The records below are split into lines. How many of those lines contain the string "commercially"? Reply with the number only.

**** Listed entries ****

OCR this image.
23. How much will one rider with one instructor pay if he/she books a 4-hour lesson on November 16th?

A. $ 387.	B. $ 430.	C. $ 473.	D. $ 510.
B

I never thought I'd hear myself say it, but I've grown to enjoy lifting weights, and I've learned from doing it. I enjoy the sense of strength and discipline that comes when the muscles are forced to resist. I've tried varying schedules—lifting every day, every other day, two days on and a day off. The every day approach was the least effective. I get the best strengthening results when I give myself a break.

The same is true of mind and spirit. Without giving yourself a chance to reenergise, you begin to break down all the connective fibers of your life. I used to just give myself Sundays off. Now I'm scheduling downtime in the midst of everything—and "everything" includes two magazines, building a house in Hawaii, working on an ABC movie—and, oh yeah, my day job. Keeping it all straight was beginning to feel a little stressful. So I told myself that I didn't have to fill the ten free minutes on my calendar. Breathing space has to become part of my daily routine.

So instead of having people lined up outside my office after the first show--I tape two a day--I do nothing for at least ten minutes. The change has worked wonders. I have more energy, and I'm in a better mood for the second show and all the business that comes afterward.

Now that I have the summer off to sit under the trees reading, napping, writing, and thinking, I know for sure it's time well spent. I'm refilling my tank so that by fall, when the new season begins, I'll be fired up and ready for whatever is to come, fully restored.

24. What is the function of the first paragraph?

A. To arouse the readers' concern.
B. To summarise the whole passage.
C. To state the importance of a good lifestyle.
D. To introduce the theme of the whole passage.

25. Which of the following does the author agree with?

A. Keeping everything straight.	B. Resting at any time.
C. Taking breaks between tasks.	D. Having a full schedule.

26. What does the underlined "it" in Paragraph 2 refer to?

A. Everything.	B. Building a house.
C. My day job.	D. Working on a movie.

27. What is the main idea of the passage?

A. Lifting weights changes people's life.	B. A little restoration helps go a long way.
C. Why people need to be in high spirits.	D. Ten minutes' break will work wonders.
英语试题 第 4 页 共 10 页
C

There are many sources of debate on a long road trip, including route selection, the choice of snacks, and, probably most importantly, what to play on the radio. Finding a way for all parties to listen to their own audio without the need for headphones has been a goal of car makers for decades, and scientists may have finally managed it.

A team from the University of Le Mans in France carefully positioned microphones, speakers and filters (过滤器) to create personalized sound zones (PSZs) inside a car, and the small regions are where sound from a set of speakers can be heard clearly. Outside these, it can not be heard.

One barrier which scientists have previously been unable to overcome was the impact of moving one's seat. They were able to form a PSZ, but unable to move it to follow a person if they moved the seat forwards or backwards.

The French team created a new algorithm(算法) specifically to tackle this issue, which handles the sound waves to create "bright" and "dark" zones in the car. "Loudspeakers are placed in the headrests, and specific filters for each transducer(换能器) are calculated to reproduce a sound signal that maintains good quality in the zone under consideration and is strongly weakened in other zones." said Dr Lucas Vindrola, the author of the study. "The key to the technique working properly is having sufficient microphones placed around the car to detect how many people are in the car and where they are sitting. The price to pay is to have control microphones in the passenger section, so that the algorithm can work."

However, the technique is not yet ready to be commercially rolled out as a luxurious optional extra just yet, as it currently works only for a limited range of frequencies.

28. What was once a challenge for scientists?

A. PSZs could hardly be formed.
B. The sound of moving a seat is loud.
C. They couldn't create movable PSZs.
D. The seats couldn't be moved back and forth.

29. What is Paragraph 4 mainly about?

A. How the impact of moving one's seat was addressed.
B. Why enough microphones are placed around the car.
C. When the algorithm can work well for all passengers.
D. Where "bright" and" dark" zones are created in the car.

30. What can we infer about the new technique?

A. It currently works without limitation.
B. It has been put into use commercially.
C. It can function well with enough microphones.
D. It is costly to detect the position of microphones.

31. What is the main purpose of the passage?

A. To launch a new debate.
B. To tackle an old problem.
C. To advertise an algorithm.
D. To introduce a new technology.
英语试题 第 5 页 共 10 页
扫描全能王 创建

****
**** Listed entries ****

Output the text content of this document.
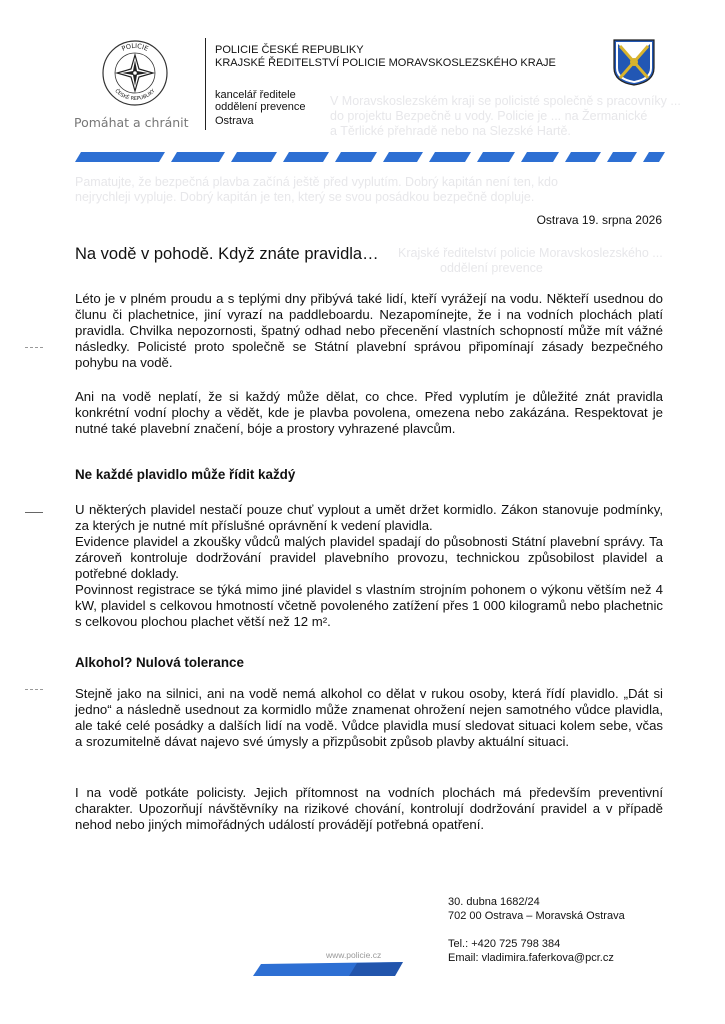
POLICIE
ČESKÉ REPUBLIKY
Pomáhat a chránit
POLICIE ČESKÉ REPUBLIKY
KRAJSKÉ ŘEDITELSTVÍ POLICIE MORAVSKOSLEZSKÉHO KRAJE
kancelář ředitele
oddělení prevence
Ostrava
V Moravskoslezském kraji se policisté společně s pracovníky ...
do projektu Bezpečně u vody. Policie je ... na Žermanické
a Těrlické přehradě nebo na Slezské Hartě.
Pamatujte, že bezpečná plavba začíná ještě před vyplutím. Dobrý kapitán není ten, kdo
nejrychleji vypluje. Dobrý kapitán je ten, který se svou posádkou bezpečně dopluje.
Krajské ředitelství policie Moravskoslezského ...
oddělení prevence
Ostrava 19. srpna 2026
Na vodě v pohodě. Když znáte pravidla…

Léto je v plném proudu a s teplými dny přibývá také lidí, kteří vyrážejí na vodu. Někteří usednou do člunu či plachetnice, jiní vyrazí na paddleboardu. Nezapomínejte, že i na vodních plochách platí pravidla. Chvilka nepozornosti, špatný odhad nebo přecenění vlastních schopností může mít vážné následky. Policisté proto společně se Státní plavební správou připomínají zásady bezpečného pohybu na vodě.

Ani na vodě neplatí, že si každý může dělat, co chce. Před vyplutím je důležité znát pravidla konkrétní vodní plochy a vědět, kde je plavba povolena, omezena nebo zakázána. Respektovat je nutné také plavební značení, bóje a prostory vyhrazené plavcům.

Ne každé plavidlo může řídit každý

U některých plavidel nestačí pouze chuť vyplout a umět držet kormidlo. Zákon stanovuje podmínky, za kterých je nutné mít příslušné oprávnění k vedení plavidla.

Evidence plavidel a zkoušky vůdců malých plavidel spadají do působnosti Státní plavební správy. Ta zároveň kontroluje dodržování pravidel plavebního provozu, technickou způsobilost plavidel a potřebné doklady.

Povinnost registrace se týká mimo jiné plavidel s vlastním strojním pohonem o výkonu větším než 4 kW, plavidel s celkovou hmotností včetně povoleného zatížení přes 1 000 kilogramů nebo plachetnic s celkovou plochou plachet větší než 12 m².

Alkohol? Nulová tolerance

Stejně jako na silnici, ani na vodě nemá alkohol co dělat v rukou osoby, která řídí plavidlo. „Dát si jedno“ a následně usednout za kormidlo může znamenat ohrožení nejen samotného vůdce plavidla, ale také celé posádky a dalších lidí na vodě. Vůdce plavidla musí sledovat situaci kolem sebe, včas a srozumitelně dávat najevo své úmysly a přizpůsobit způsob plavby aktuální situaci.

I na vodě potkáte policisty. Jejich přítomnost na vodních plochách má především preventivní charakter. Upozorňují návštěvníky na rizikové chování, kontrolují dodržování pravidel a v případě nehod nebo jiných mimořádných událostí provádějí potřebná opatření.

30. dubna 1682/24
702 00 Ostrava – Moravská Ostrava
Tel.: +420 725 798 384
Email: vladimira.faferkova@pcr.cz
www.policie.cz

****

- [Result]:
2